What the task requires:
The required output is a single number: how many lines of the material contain the string "color".

** Start **

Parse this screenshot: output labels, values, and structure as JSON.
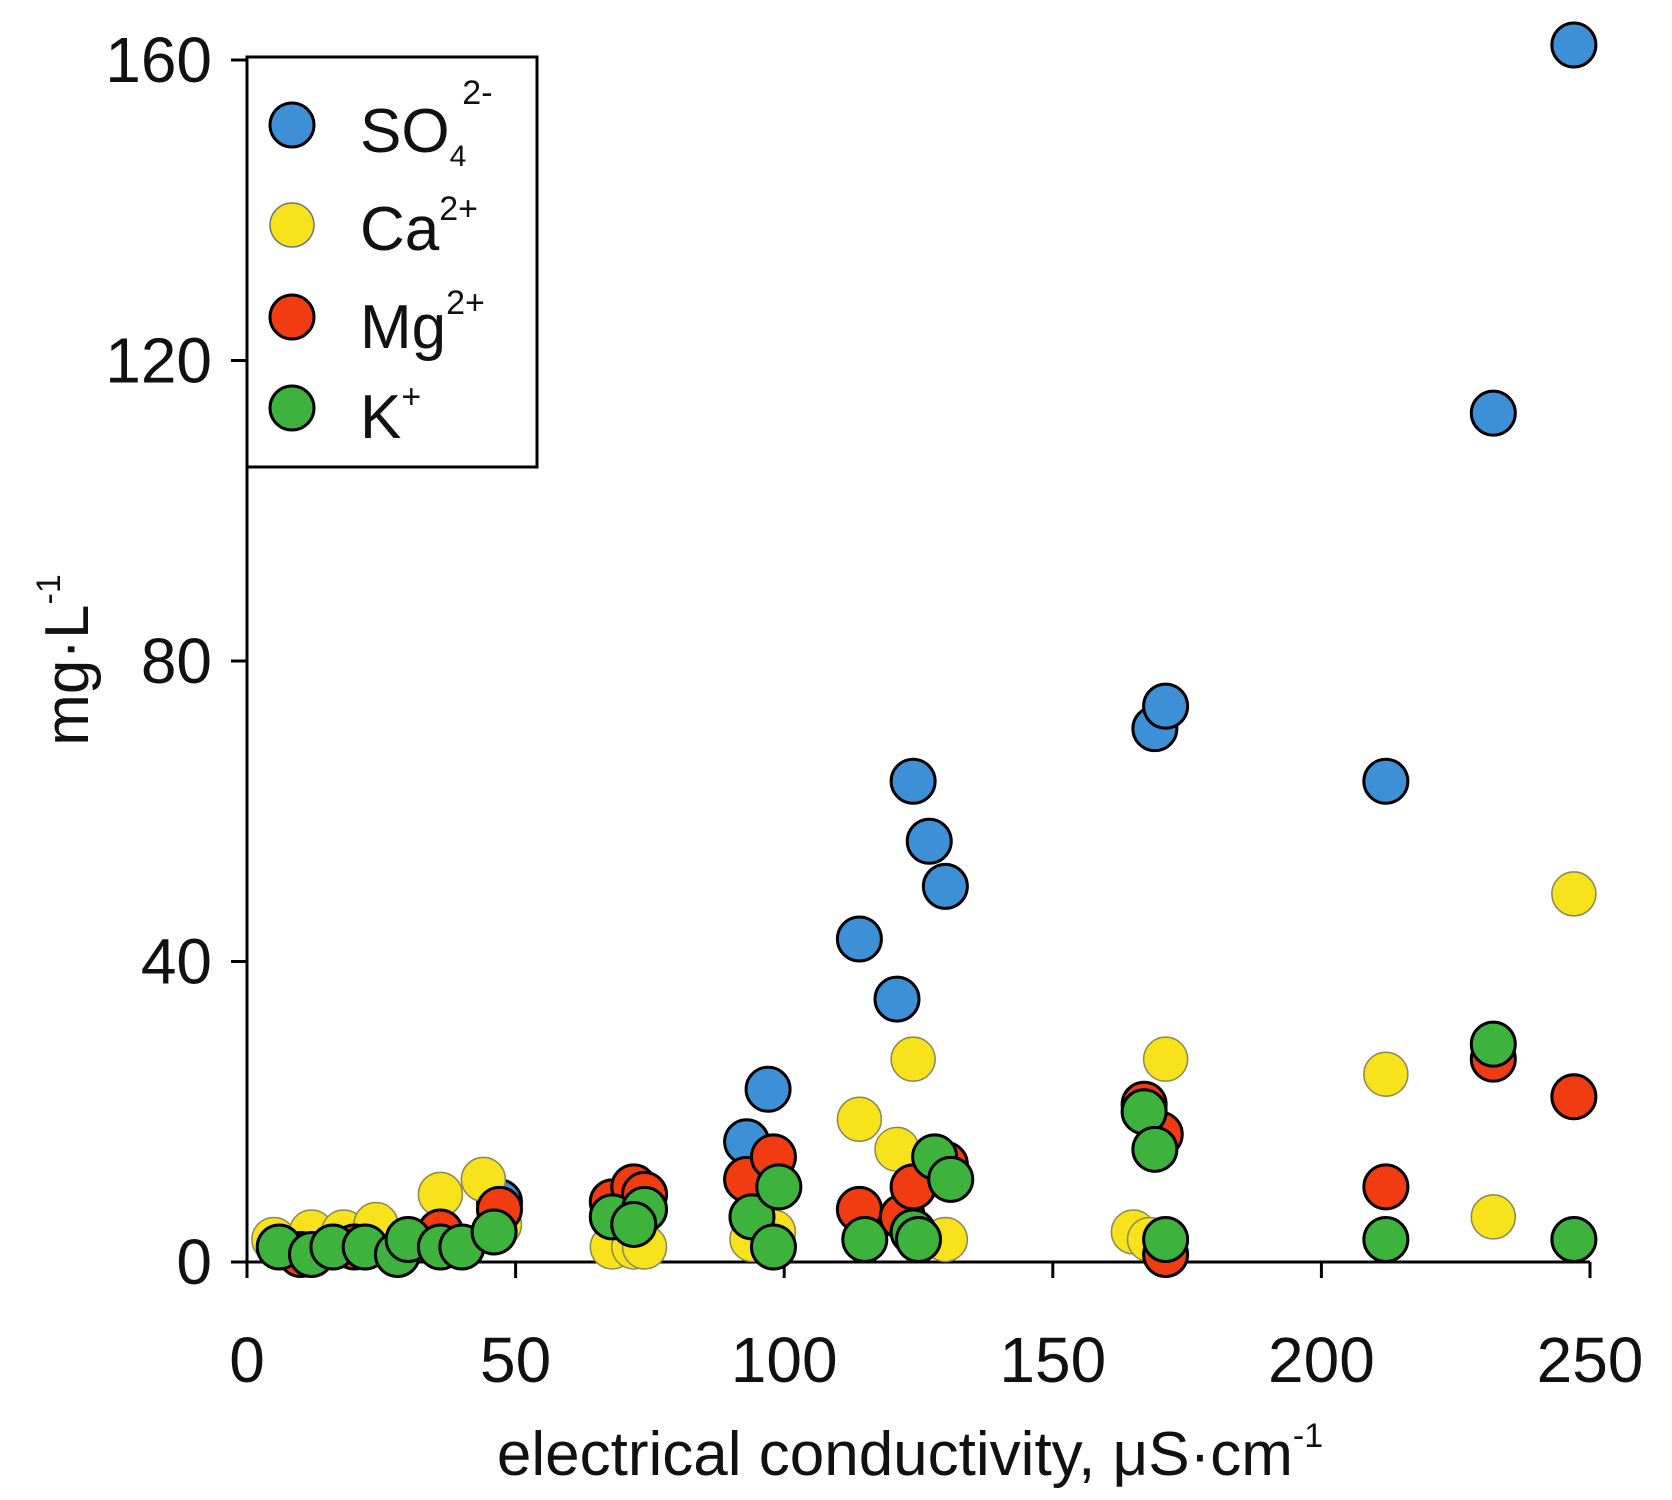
{
  "chart_data": {
    "type": "scatter",
    "title": "",
    "xlabel": "electrical conductivity, μS·cm",
    "xlabel_sup": "-1",
    "ylabel": "mg·L",
    "ylabel_sup": "-1",
    "xlim": [
      0,
      250
    ],
    "ylim": [
      0,
      160
    ],
    "x_ticks": [
      0,
      50,
      100,
      150,
      200,
      250
    ],
    "y_ticks": [
      0,
      40,
      80,
      120,
      160
    ],
    "x_tick_labels": [
      "0",
      "50",
      "100",
      "150",
      "200",
      "250"
    ],
    "y_tick_labels": [
      "0",
      "40",
      "80",
      "120",
      "160"
    ],
    "grid": false,
    "legend_position": "top-left",
    "series": [
      {
        "name": "SO4 2-",
        "label": "SO",
        "label_sub": "4",
        "label_sup": "2-",
        "color": "#3d8fd6",
        "points": [
          [
            47,
            8
          ],
          [
            93,
            16
          ],
          [
            97,
            23
          ],
          [
            114,
            43
          ],
          [
            121,
            35
          ],
          [
            124,
            64
          ],
          [
            127,
            56
          ],
          [
            130,
            50
          ],
          [
            169,
            71
          ],
          [
            171,
            74
          ],
          [
            212,
            64
          ],
          [
            232,
            113
          ],
          [
            247,
            162
          ]
        ]
      },
      {
        "name": "Ca 2+",
        "label": "Ca",
        "label_sup": "2+",
        "color": "#f7e21b",
        "points": [
          [
            5,
            3
          ],
          [
            12,
            4
          ],
          [
            18,
            4
          ],
          [
            24,
            5
          ],
          [
            36,
            9
          ],
          [
            44,
            11
          ],
          [
            47,
            5
          ],
          [
            68,
            2
          ],
          [
            72,
            2
          ],
          [
            74,
            2
          ],
          [
            94,
            3
          ],
          [
            98,
            4
          ],
          [
            114,
            19
          ],
          [
            121,
            15
          ],
          [
            124,
            27
          ],
          [
            130,
            3
          ],
          [
            165,
            4
          ],
          [
            168,
            3
          ],
          [
            171,
            27
          ],
          [
            212,
            25
          ],
          [
            232,
            6
          ],
          [
            247,
            49
          ]
        ]
      },
      {
        "name": "Mg 2+",
        "label": "Mg",
        "label_sup": "2+",
        "color": "#f03c10",
        "points": [
          [
            10,
            1
          ],
          [
            20,
            2
          ],
          [
            36,
            4
          ],
          [
            47,
            7
          ],
          [
            68,
            8
          ],
          [
            72,
            10
          ],
          [
            74,
            9
          ],
          [
            93,
            11
          ],
          [
            98,
            14
          ],
          [
            114,
            7
          ],
          [
            122,
            6
          ],
          [
            124,
            10
          ],
          [
            130,
            13
          ],
          [
            167,
            21
          ],
          [
            170,
            17
          ],
          [
            171,
            1
          ],
          [
            212,
            10
          ],
          [
            232,
            27
          ],
          [
            247,
            22
          ]
        ]
      },
      {
        "name": "K+",
        "label": "K",
        "label_sup": "+",
        "color": "#3db33d",
        "points": [
          [
            6,
            2
          ],
          [
            12,
            1
          ],
          [
            16,
            2
          ],
          [
            22,
            2
          ],
          [
            28,
            1
          ],
          [
            30,
            3
          ],
          [
            36,
            2
          ],
          [
            40,
            2
          ],
          [
            46,
            4
          ],
          [
            68,
            6
          ],
          [
            74,
            7
          ],
          [
            72,
            5
          ],
          [
            94,
            6
          ],
          [
            98,
            2
          ],
          [
            99,
            10
          ],
          [
            115,
            3
          ],
          [
            124,
            4
          ],
          [
            125,
            3
          ],
          [
            128,
            14
          ],
          [
            131,
            11
          ],
          [
            167,
            20
          ],
          [
            169,
            15
          ],
          [
            171,
            3
          ],
          [
            212,
            3
          ],
          [
            232,
            29
          ],
          [
            247,
            3
          ]
        ]
      }
    ]
  }
}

** End **

The response:
4